Only the pictures are to be left out; set down the rest of the records exactly.

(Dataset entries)
• • • • • • •

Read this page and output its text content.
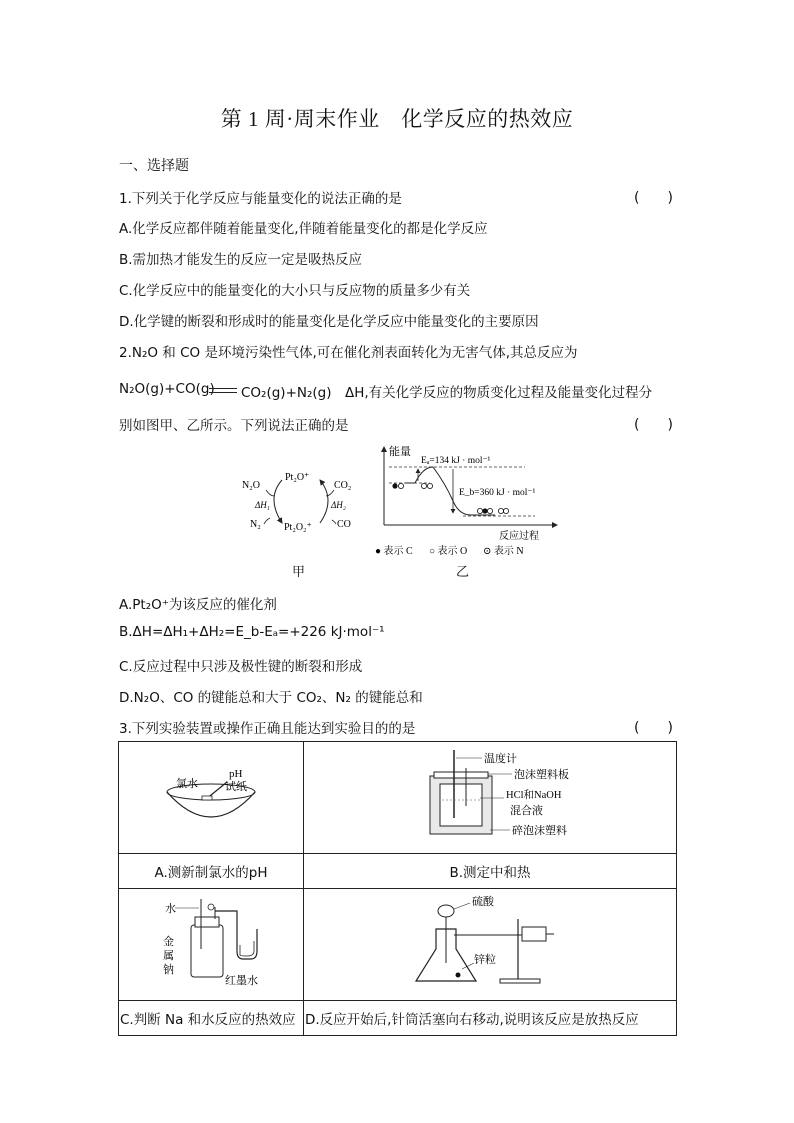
第 1 周·周末作业　化学反应的热效应
一、选择题
1.下列关于化学反应与能量变化的说法正确的是	(　　)
A.化学反应都伴随着能量变化,伴随着能量变化的都是化学反应
B.需加热才能发生的反应一定是吸热反应
C.化学反应中的能量变化的大小只与反应物的质量多少有关
D.化学键的断裂和形成时的能量变化是化学反应中能量变化的主要原因
2.N₂O 和 CO 是环境污染性气体,可在催化剂表面转化为无害气体,其总反应为
N₂O(g)+CO(g) CO₂(g)+N₂(g)　ΔH,有关化学反应的物质变化过程及能量变化过程分
别如图甲、乙所示。下列说法正确的是	(　　)
N₂O
Pt₂O⁺
CO₂
N₂ Pt₂O₂⁺	CO
ΔH₁	ΔH₂
甲
能量
反应过程
Eₐ=134 kJ · mol⁻¹
E_b=360 kJ · mol⁻¹
● 表示 C ○ 表示 O ⊙ 表示 N
乙
A.Pt₂O⁺为该反应的催化剂
B.ΔH=ΔH₁+ΔH₂=E_b-Eₐ=+226 kJ·mol⁻¹
C.反应过程中只涉及极性键的断裂和形成
D.N₂O、CO 的键能总和大于 CO₂、N₂ 的键能总和
3.下列实验装置或操作正确且能达到实验目的的是	(　　)
氯水
pH
试纸	温度计
泡沫塑料板
HCl和NaOH
混合液
碎泡沫塑料

A.测新制氯水的pH	B.测定中和热

水
金
属
钠
红墨水	硫酸
锌粒

C.判断 Na 和水反应的热效应	D.反应开始后,针筒活塞向右移动,说明该反应是放热反应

• • • • • • •

_EXERCISE OUTPUT_
Read this page and output its text content.
第 1 周·周末作业　化学反应的热效应
一、选择题
1.下列关于化学反应与能量变化的说法正确的是	(　　)
A.化学反应都伴随着能量变化,伴随着能量变化的都是化学反应
B.需加热才能发生的反应一定是吸热反应
C.化学反应中的能量变化的大小只与反应物的质量多少有关
D.化学键的断裂和形成时的能量变化是化学反应中能量变化的主要原因
2.N₂O 和 CO 是环境污染性气体,可在催化剂表面转化为无害气体,其总反应为
N₂O(g)+CO(g) CO₂(g)+N₂(g)　ΔH,有关化学反应的物质变化过程及能量变化过程分
别如图甲、乙所示。下列说法正确的是	(　　)
N₂O
Pt₂O⁺
CO₂
N₂ Pt₂O₂⁺	CO
ΔH₁	ΔH₂
甲
能量
反应过程
Eₐ=134 kJ · mol⁻¹
E_b=360 kJ · mol⁻¹
● 表示 C ○ 表示 O ⊙ 表示 N
乙
A.Pt₂O⁺为该反应的催化剂
B.ΔH=ΔH₁+ΔH₂=E_b-Eₐ=+226 kJ·mol⁻¹
C.反应过程中只涉及极性键的断裂和形成
D.N₂O、CO 的键能总和大于 CO₂、N₂ 的键能总和
3.下列实验装置或操作正确且能达到实验目的的是	(　　)
氯水
pH
试纸	温度计
泡沫塑料板
HCl和NaOH
混合液
碎泡沫塑料

A.测新制氯水的pH	B.测定中和热

水
金
属
钠
红墨水	硫酸
锌粒

C.判断 Na 和水反应的热效应	D.反应开始后,针筒活塞向右移动,说明该反应是放热反应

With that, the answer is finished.